**Records provided**
====================

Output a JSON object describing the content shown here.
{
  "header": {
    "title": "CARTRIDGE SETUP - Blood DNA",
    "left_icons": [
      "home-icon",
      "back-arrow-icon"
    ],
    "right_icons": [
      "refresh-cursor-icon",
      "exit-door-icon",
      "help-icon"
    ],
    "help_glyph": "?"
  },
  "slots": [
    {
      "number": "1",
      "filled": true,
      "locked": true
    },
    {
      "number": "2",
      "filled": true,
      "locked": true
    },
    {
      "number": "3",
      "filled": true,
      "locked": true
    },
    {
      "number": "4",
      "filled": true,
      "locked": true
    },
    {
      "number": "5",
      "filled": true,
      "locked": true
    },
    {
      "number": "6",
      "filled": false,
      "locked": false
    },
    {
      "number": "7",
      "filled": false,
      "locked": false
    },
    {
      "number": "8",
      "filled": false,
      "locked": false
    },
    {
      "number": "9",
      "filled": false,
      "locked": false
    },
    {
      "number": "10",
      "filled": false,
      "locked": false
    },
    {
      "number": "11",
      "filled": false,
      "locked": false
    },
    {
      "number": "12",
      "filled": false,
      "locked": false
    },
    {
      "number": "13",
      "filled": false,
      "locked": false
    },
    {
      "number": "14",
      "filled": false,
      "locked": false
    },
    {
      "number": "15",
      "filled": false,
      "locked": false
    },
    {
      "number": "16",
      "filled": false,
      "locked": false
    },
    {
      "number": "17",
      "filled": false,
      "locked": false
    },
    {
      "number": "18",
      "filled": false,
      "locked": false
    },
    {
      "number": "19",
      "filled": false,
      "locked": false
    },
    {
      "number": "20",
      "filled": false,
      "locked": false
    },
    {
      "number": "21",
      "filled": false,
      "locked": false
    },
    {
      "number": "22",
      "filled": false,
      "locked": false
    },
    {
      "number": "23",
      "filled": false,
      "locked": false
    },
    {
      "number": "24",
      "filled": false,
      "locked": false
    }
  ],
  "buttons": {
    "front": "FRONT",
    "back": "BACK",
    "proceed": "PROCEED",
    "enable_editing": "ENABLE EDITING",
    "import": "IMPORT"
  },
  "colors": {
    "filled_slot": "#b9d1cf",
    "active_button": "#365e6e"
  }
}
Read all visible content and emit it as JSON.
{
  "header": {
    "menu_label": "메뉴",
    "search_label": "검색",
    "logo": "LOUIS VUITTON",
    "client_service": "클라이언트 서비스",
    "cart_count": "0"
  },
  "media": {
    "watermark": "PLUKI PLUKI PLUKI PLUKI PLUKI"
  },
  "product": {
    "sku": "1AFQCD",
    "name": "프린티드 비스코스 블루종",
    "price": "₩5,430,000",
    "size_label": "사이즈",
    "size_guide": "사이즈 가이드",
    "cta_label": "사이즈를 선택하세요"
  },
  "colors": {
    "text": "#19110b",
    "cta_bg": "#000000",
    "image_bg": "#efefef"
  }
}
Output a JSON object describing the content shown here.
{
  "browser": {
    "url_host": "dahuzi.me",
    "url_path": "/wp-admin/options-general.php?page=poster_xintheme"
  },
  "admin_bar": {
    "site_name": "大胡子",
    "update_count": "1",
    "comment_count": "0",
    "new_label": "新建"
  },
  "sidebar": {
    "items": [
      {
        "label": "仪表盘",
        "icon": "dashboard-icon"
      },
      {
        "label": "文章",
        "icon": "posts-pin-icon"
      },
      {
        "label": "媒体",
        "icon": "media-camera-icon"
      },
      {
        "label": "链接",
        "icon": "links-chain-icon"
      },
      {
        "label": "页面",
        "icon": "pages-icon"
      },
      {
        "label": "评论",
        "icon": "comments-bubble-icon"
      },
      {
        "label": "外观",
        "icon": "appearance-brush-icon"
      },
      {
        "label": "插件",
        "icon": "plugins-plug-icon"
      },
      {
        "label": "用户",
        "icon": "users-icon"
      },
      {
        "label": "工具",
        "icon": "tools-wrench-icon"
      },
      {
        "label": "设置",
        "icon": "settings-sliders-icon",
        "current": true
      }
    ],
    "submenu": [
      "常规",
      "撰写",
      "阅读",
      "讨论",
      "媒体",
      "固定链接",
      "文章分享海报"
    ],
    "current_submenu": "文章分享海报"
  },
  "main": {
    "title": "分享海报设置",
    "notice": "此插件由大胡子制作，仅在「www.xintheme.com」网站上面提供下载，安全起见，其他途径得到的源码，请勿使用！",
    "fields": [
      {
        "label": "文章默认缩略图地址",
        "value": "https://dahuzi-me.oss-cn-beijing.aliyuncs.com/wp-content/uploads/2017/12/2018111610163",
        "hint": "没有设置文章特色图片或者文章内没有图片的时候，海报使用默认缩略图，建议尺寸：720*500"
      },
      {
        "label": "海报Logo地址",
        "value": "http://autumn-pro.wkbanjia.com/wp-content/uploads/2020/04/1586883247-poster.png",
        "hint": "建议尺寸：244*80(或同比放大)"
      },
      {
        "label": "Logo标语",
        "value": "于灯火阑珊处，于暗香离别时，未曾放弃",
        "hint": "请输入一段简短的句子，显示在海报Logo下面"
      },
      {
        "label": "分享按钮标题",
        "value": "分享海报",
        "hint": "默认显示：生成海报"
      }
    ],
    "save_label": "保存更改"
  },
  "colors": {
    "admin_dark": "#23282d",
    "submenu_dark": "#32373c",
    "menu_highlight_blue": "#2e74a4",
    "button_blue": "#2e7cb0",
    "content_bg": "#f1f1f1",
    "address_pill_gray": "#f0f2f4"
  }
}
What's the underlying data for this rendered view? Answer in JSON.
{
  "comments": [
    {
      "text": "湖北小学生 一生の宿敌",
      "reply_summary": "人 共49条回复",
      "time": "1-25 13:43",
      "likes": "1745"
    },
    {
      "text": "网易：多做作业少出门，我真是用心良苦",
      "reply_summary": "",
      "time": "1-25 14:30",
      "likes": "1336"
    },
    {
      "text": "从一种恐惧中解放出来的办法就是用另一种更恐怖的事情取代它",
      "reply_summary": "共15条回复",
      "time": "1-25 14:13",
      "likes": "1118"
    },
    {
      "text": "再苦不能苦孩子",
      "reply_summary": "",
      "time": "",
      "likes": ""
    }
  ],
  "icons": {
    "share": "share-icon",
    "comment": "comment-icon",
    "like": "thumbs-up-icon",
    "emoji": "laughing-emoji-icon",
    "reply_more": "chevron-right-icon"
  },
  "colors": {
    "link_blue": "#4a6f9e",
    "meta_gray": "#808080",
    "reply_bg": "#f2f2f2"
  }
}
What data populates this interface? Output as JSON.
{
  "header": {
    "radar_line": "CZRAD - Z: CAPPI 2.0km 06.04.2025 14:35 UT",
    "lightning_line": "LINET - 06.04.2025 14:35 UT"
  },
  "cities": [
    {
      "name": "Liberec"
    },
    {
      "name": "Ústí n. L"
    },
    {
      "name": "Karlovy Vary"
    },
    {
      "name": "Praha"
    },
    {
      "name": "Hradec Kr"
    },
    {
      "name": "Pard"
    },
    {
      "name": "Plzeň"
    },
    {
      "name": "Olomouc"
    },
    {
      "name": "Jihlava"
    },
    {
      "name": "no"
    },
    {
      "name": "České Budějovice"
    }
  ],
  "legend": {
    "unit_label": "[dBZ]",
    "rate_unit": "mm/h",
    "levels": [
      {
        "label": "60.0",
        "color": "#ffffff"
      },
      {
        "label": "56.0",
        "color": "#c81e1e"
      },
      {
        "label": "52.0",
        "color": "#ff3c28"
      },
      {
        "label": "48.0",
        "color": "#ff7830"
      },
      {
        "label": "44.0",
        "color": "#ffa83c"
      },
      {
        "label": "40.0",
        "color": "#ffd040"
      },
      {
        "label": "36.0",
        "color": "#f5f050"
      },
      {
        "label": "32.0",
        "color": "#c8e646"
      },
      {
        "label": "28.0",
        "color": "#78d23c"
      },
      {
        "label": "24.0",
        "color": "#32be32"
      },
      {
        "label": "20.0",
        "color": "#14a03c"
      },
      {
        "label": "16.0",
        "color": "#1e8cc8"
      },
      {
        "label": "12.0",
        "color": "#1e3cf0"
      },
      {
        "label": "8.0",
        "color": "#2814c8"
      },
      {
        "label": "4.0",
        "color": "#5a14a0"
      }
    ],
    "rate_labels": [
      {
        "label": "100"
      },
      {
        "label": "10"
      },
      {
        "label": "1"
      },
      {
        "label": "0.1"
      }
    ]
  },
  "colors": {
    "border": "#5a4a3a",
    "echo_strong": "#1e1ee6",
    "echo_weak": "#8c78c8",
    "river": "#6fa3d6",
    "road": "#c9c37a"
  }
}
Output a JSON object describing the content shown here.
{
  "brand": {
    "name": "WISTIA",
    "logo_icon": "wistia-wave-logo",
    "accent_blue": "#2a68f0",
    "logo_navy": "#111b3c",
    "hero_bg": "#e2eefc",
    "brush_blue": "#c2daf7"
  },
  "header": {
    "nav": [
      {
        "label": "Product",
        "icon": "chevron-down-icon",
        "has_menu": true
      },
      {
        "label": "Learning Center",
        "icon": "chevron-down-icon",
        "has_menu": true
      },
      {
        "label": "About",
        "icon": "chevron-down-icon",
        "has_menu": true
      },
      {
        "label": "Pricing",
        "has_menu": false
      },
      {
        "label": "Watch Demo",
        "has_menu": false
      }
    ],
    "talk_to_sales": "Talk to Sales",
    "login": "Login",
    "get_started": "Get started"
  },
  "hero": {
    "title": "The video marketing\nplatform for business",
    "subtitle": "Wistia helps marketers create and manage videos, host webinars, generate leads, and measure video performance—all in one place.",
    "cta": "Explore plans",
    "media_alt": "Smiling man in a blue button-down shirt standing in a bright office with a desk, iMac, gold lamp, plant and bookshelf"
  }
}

====================

**Exercise goal**
Scan the material and collect every line that contains "comments".

**Final answer**
        "icon": "comments-bubble-icon"
  "comments": [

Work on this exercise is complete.